> **Information shown**
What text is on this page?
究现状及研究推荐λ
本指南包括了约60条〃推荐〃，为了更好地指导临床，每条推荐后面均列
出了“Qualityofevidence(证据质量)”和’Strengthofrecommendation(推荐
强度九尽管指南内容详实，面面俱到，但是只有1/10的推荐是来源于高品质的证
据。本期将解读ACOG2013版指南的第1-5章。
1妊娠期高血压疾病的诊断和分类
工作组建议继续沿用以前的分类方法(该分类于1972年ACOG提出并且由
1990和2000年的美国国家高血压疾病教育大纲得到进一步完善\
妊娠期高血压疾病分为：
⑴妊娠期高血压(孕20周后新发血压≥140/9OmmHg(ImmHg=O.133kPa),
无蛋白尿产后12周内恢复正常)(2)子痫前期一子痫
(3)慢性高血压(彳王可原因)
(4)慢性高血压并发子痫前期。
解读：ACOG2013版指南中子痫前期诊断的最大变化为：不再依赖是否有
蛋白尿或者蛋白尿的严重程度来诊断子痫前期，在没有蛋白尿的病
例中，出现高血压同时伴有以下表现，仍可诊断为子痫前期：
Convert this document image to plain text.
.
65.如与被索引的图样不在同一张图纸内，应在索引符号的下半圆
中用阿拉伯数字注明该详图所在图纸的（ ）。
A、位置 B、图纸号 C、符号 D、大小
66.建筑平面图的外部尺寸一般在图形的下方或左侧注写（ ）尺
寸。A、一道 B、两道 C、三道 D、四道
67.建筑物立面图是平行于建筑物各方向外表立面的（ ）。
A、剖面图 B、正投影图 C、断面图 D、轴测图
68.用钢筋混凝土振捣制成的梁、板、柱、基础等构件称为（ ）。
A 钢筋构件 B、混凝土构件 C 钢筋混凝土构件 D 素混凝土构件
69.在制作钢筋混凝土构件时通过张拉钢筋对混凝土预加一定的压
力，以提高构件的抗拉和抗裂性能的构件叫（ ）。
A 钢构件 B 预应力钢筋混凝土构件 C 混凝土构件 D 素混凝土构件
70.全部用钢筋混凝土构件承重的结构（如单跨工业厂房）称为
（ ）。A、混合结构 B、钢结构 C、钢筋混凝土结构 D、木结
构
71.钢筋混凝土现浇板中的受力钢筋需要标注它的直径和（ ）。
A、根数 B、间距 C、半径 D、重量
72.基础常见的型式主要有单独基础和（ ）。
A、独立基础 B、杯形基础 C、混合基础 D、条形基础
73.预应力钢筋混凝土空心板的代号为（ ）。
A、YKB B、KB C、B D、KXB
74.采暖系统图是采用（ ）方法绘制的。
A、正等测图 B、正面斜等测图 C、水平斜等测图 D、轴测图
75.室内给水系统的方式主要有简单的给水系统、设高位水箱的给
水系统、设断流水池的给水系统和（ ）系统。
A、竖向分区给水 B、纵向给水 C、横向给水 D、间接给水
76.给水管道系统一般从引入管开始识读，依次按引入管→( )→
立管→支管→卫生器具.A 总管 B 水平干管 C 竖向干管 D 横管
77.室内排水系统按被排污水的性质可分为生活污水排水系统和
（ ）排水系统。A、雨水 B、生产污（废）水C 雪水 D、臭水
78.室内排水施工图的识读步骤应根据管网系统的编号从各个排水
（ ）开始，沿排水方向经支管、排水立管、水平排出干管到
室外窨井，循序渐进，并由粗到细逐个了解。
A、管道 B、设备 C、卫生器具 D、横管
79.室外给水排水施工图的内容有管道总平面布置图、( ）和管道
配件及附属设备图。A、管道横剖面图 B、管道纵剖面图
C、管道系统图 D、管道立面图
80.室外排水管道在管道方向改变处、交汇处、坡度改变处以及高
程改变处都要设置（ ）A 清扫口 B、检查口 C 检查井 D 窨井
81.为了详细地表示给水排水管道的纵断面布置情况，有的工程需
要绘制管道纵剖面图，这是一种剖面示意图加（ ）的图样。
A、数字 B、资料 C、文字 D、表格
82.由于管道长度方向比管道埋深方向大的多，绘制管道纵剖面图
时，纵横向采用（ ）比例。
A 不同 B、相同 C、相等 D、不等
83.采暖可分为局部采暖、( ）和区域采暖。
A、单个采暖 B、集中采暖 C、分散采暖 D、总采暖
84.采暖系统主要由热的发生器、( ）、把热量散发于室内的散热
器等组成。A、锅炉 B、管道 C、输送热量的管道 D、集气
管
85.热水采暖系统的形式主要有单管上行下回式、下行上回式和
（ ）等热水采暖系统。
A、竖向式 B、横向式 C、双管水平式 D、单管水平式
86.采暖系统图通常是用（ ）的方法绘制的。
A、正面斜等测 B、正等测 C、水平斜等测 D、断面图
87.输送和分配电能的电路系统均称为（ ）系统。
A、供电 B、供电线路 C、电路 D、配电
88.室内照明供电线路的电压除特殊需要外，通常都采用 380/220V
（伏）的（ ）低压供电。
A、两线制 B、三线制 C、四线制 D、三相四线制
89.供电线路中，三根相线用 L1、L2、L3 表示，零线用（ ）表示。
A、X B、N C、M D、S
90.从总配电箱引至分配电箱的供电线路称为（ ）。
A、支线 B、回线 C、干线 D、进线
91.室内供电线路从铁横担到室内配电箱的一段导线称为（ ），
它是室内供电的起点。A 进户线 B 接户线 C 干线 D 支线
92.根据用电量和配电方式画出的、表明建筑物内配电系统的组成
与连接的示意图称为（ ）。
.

> **Required work**
Retype the records in full. Keep every line identical to the original.

> **Solved exercise**
What text is on this page?
究现状及研究推荐λ
本指南包括了约60条〃推荐〃，为了更好地指导临床，每条推荐后面均列
出了“Qualityofevidence(证据质量)”和’Strengthofrecommendation(推荐
强度九尽管指南内容详实，面面俱到，但是只有1/10的推荐是来源于高品质的证
据。本期将解读ACOG2013版指南的第1-5章。
1妊娠期高血压疾病的诊断和分类
工作组建议继续沿用以前的分类方法(该分类于1972年ACOG提出并且由
1990和2000年的美国国家高血压疾病教育大纲得到进一步完善\
妊娠期高血压疾病分为：
⑴妊娠期高血压(孕20周后新发血压≥140/9OmmHg(ImmHg=O.133kPa),
无蛋白尿产后12周内恢复正常)(2)子痫前期一子痫
(3)慢性高血压(彳王可原因)
(4)慢性高血压并发子痫前期。
解读：ACOG2013版指南中子痫前期诊断的最大变化为：不再依赖是否有
蛋白尿或者蛋白尿的严重程度来诊断子痫前期，在没有蛋白尿的病
例中，出现高血压同时伴有以下表现，仍可诊断为子痫前期：
Convert this document image to plain text.
.
65.如与被索引的图样不在同一张图纸内，应在索引符号的下半圆
中用阿拉伯数字注明该详图所在图纸的（ ）。
A、位置 B、图纸号 C、符号 D、大小
66.建筑平面图的外部尺寸一般在图形的下方或左侧注写（ ）尺
寸。A、一道 B、两道 C、三道 D、四道
67.建筑物立面图是平行于建筑物各方向外表立面的（ ）。
A、剖面图 B、正投影图 C、断面图 D、轴测图
68.用钢筋混凝土振捣制成的梁、板、柱、基础等构件称为（ ）。
A 钢筋构件 B、混凝土构件 C 钢筋混凝土构件 D 素混凝土构件
69.在制作钢筋混凝土构件时通过张拉钢筋对混凝土预加一定的压
力，以提高构件的抗拉和抗裂性能的构件叫（ ）。
A 钢构件 B 预应力钢筋混凝土构件 C 混凝土构件 D 素混凝土构件
70.全部用钢筋混凝土构件承重的结构（如单跨工业厂房）称为
（ ）。A、混合结构 B、钢结构 C、钢筋混凝土结构 D、木结
构
71.钢筋混凝土现浇板中的受力钢筋需要标注它的直径和（ ）。
A、根数 B、间距 C、半径 D、重量
72.基础常见的型式主要有单独基础和（ ）。
A、独立基础 B、杯形基础 C、混合基础 D、条形基础
73.预应力钢筋混凝土空心板的代号为（ ）。
A、YKB B、KB C、B D、KXB
74.采暖系统图是采用（ ）方法绘制的。
A、正等测图 B、正面斜等测图 C、水平斜等测图 D、轴测图
75.室内给水系统的方式主要有简单的给水系统、设高位水箱的给
水系统、设断流水池的给水系统和（ ）系统。
A、竖向分区给水 B、纵向给水 C、横向给水 D、间接给水
76.给水管道系统一般从引入管开始识读，依次按引入管→( )→
立管→支管→卫生器具.A 总管 B 水平干管 C 竖向干管 D 横管
77.室内排水系统按被排污水的性质可分为生活污水排水系统和
（ ）排水系统。A、雨水 B、生产污（废）水C 雪水 D、臭水
78.室内排水施工图的识读步骤应根据管网系统的编号从各个排水
（ ）开始，沿排水方向经支管、排水立管、水平排出干管到
室外窨井，循序渐进，并由粗到细逐个了解。
A、管道 B、设备 C、卫生器具 D、横管
79.室外给水排水施工图的内容有管道总平面布置图、( ）和管道
配件及附属设备图。A、管道横剖面图 B、管道纵剖面图
C、管道系统图 D、管道立面图
80.室外排水管道在管道方向改变处、交汇处、坡度改变处以及高
程改变处都要设置（ ）A 清扫口 B、检查口 C 检查井 D 窨井
81.为了详细地表示给水排水管道的纵断面布置情况，有的工程需
要绘制管道纵剖面图，这是一种剖面示意图加（ ）的图样。
A、数字 B、资料 C、文字 D、表格
82.由于管道长度方向比管道埋深方向大的多，绘制管道纵剖面图
时，纵横向采用（ ）比例。
A 不同 B、相同 C、相等 D、不等
83.采暖可分为局部采暖、( ）和区域采暖。
A、单个采暖 B、集中采暖 C、分散采暖 D、总采暖
84.采暖系统主要由热的发生器、( ）、把热量散发于室内的散热
器等组成。A、锅炉 B、管道 C、输送热量的管道 D、集气
管
85.热水采暖系统的形式主要有单管上行下回式、下行上回式和
（ ）等热水采暖系统。
A、竖向式 B、横向式 C、双管水平式 D、单管水平式
86.采暖系统图通常是用（ ）的方法绘制的。
A、正面斜等测 B、正等测 C、水平斜等测 D、断面图
87.输送和分配电能的电路系统均称为（ ）系统。
A、供电 B、供电线路 C、电路 D、配电
88.室内照明供电线路的电压除特殊需要外，通常都采用 380/220V
（伏）的（ ）低压供电。
A、两线制 B、三线制 C、四线制 D、三相四线制
89.供电线路中，三根相线用 L1、L2、L3 表示，零线用（ ）表示。
A、X B、N C、M D、S
90.从总配电箱引至分配电箱的供电线路称为（ ）。
A、支线 B、回线 C、干线 D、进线
91.室内供电线路从铁横担到室内配电箱的一段导线称为（ ），
它是室内供电的起点。A 进户线 B 接户线 C 干线 D 支线
92.根据用电量和配电方式画出的、表明建筑物内配电系统的组成
与连接的示意图称为（ ）。
.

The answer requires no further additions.